=== Document text ===
******
No matter what element of computer work you’re in (web, c++, java etc) you need to be using version control of some form. You do one update, say change a logo or adjust the number of centroids for your k-means algorithm, what do you if 3 days later you find out it was the wrong decision? If you’re not using version control its going to be a painful experience and heavy reliance on your memory; after 3 days you might remember it, but what if it was 3 weeks, or months or even years? There is no way you will remember that far back!
This where good version control steps in. In the old old days you had CVS ; please forgot this existed (even though it did pave the way). In 2000 the Subversion open source project was born.
Subversion
It was fast and handled binary files very well; which is why it is the base for such things as Dropbox. However, it does have draw backs. It’s branching and tagging truly are a nightmare to use and it relies on a central point for a repository.
What this means is that you will need to be online in order to make commits; this is not ideal, how do you do work on a train or plane? You can’t.
Subversions biggest weakness (in my opinion) is its problems with renaming things. Instead of marking your rename as a rename it adds the file again under its new name and deletes the old one… Leaving lots of opportunity to lose changes. Say I made some changes in the a random project file, renamed it, and then checked it in. Those changes would show in the new file, but not the old one….
Reverting back to a previous commit isn’t exactly a barrel of laughs. However the difficulty you have to endure when working on the same project as someone else is the straw that broke this programmers back.
Lets say Bob is editing a large library file on Project X, say one that handles all file operations and makes several amends, but at the same time Jon made a whole bunch of amends to the same file. Checking those changes in is going to be interesting.
At best you will have to resolve conflicts with a merging utility and hope you got it right. At worst, they will have changed the same areas of the file and who knows what will get checked in.
A better solution was needed… Just like buses you spend ages waiting for one then 3 turn up at once!
Distribution FTW
Instead of a centralised, upstream only repository you have a local repository to call your own. You can make your changes, commit them locally, revise your commits if you want and then push to whatever other repository you fancy. Working with version control offline is now possible!
Distributed version control systems come in many flavours, but the current favourites are:
- GiT
- Bazaar
- Mercurial
GiT is my DVCS of choice. The main reason for originally selecting GiT was its backwards compatibility with Subversion; git svn basically allows your upstream origin to be a Subversion repository but keeping your local repository running on GiT!
Working With GiT
First off, installing GiT is super simple:
- Windows has the ever wonderful Tortoise (TortoiseGiT)
- Linux is easy, as GiT was made by Linus, so in most distros its a single command to install
- OS X is based on FreeBSD and there is now a dmg install image
That should take you about 5 minutes. Once you’re done you need to get used to the command set. Many people (Mercurial & Bazaar uses, wonder why?) always complain about the number of commands Git has, but lets be honest here, in daily usage you use 6 commands:
git initgit checkoutgit addgit commitgit pullgit push
How hard is that? GiT is simple to use for ever day tasks and wins hands down when it comes to smart merging of conflicts etc. You can learn all 100+ commands, or you can be sensible and google for them when you need to use them!
Simplicity
Although I am a programmer and treat the command line like a second home, GUIs such as GitX makes some of those complicated things much easier. For example the latest build of GitX allows you to commit changes on specific lines, line at a time! Doing a command line alternative to this would be horrific.
All they need to do is add a button to do a push command …
Couple that with the very handy Capistrano and deploying becomes easier.
Negatives…
GiT is not perfect… Just google and I’m sure you’ll find dozens of people slagging it off (documentation is for wimps :P ).
******
=== Recorded information ===
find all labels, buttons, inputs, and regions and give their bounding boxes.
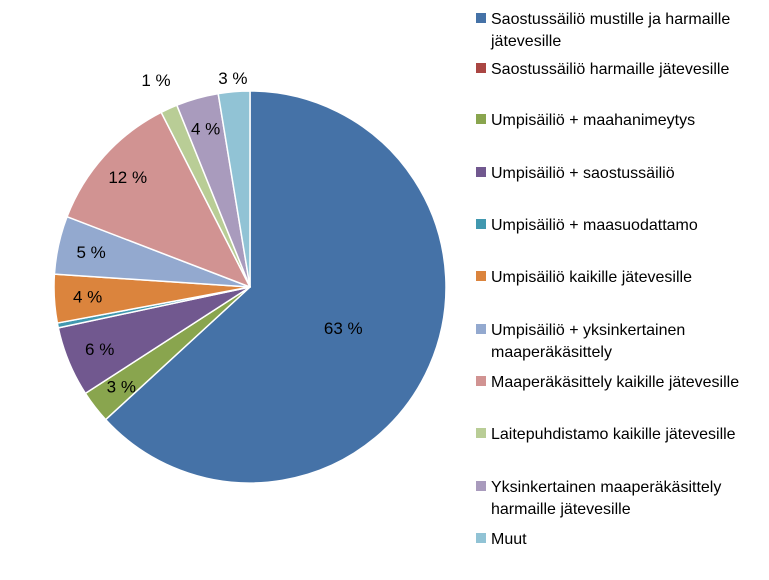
- legend-swatch-umpisailio-maahanimeytys: [476, 114, 486, 124]
- legend-label-line: jätevesille: [490, 33, 561, 50]
- legend-label-muut: Muut: [491, 531, 527, 548]
- legend-label-line: Saostussäiliö mustille ja harmaille: [491, 11, 730, 28]
- legend-label-yksinkertainen-maaperakasittely-harmaille-jatevesille: Yksinkertainen maaperäkäsittely harmaille…: [491, 479, 721, 518]
- legend-label-line: Umpisäiliö + yksinkertainen: [491, 322, 685, 339]
- legend-label-umpisailio-maasuodattamo: Umpisäiliö + maasuodattamo: [491, 217, 698, 234]
- legend-label-line: Umpisäiliö + maasuodattamo: [491, 217, 698, 234]
- legend-label-line: Muut: [491, 531, 527, 548]
- legend-item-umpisailio-kaikille-jatevesille: Umpisäiliö kaikille jätevesille: [476, 269, 692, 286]
- legend-item-umpisailio-yksinkertainen-maaperakasittely: Umpisäiliö + yksinkertainen maaperäkäsitt…: [476, 322, 685, 361]
- legend-item-laitepuhdistamo-kaikille-jatevesille: Laitepuhdistamo kaikille jätevesille: [476, 426, 736, 443]
- legend-swatch-yksinkertainen-maaperakasittely-harmaille-jatevesille: [476, 481, 486, 491]
- legend-swatch-umpisailio-saostussailio: [476, 167, 486, 177]
- legend-label-saostussailio-mustille-ja-harmaille-jatevesille: Saostussäiliö mustille ja harmaille jätev…: [490, 11, 730, 50]
- legend-label-line: Laitepuhdistamo kaikille jätevesille: [491, 426, 736, 443]
- legend-swatch-saostussailio-mustille-ja-harmaille-jatevesille: [476, 13, 486, 23]
- pie-slices: [53, 90, 447, 484]
- legend-label-saostussailio-harmaille-jatevesille: Saostussäiliö harmaille jätevesille: [491, 61, 729, 78]
- data-label-umpisailio-saostussailio: 6 %: [85, 340, 114, 359]
- legend-swatch-laitepuhdistamo-kaikille-jatevesille: [476, 428, 486, 438]
- legend-swatch-umpisailio-kaikille-jatevesille: [476, 271, 486, 281]
- legend: Saostussäiliö mustille ja harmaille jätev…: [476, 11, 739, 548]
- legend-label-line: Umpisäiliö + saostussäiliö: [491, 165, 675, 182]
- legend-label-line: maaperäkäsittely: [491, 344, 612, 361]
- data-label-umpisailio-yksinkertainen-maaperakasittely: 5 %: [76, 243, 105, 262]
- legend-label-line: Umpisäiliö kaikille jätevesille: [491, 269, 692, 286]
- legend-label-umpisailio-maahanimeytys: Umpisäiliö + maahanimeytys: [491, 112, 695, 129]
- legend-label-maaperakasittely-kaikille-jatevesille: Maaperäkäsittely kaikille jätevesille: [491, 374, 739, 391]
- data-label-saostussailio-mustille-ja-harmaille-jatevesille: 63 %: [324, 319, 363, 338]
- legend-item-muut: Muut: [476, 531, 527, 548]
- legend-item-saostussailio-harmaille-jatevesille: Saostussäiliö harmaille jätevesille: [476, 61, 729, 78]
- pie-slice-muut: [217, 90, 251, 288]
- legend-swatch-muut: [476, 533, 486, 543]
- legend-item-umpisailio-maahanimeytys: Umpisäiliö + maahanimeytys: [476, 112, 695, 129]
- legend-item-yksinkertainen-maaperakasittely-harmaille-jatevesille: Yksinkertainen maaperäkäsittely harmaille…: [476, 479, 721, 518]
- pie-slice-saostussailio-mustille-ja-harmaille-jatevesille: [104, 90, 447, 484]
- legend-label-line: Maaperäkäsittely kaikille jätevesille: [491, 374, 739, 391]
- legend-label-umpisailio-yksinkertainen-maaperakasittely: Umpisäiliö + yksinkertainen maaperäkäsitt…: [491, 322, 685, 361]
- legend-label-umpisailio-saostussailio: Umpisäiliö + saostussäiliö: [491, 165, 675, 182]
- legend-item-saostussailio-mustille-ja-harmaille-jatevesille: Saostussäiliö mustille ja harmaille jätev…: [476, 11, 730, 50]
- pie-slice-maaperakasittely-kaikille-jatevesille: [66, 111, 251, 288]
- data-label-umpisailio-kaikille-jatevesille: 4 %: [73, 288, 102, 307]
- data-label-maaperakasittely-kaikille-jatevesille: 12 %: [108, 168, 147, 187]
- legend-swatch-saostussailio-harmaille-jatevesille: [476, 63, 486, 73]
- legend-label-laitepuhdistamo-kaikille-jatevesille: Laitepuhdistamo kaikille jätevesille: [491, 426, 736, 443]
- legend-swatch-umpisailio-yksinkertainen-maaperakasittely: [476, 324, 486, 334]
- data-label-yksinkertainen-maaperakasittely-harmaille-jatevesille: 4 %: [191, 119, 220, 138]
- legend-label-line: Yksinkertainen maaperäkäsittely: [491, 479, 721, 496]
- data-label-umpisailio-maahanimeytys: 3 %: [107, 378, 136, 397]
- legend-item-maaperakasittely-kaikille-jatevesille: Maaperäkäsittely kaikille jätevesille: [476, 374, 739, 391]
- legend-label-umpisailio-kaikille-jatevesille: Umpisäiliö kaikille jätevesille: [491, 269, 692, 286]
- legend-label-line: Saostussäiliö harmaille jätevesille: [491, 61, 729, 78]
- legend-label-line: harmaille jätevesille: [491, 501, 631, 518]
- data-label-muut: 3 %: [218, 69, 247, 88]
- legend-item-umpisailio-maasuodattamo: Umpisäiliö + maasuodattamo: [476, 217, 698, 234]
- legend-swatch-maaperakasittely-kaikille-jatevesille: [476, 376, 486, 386]
- slice-labels: 63 % 3 % 6 % 4 % 5 % 12 % 1 % 4 % 3 %: [73, 69, 363, 397]
- legend-item-umpisailio-saostussailio: Umpisäiliö + saostussäiliö: [476, 165, 675, 182]
- legend-swatch-umpisailio-maasuodattamo: [476, 219, 486, 229]
- data-label-laitepuhdistamo-kaikille-jatevesille: 1 %: [141, 71, 170, 90]
- legend-label-line: Umpisäiliö + maahanimeytys: [491, 112, 695, 129]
******
=== Written problem 1 ===
In the version control text, what year was the Subversion open source project born?
=== Written problem 2 ===
Reproduce word for word the passage of the version control text starting with "A better solution" and going on through "is now possible!".

=== Full response 1 ===
2000

=== Full response 2 ===
A better solution was needed… Just like buses you spend ages waiting for one then 3 turn up at once!
Distribution FTW
Instead of a centralised, upstream only repository you have a local repository to call your own. You can make your changes, commit them locally, revise your commits if you want and then push to whatever other repository you fancy. Working with version control offline is now possible!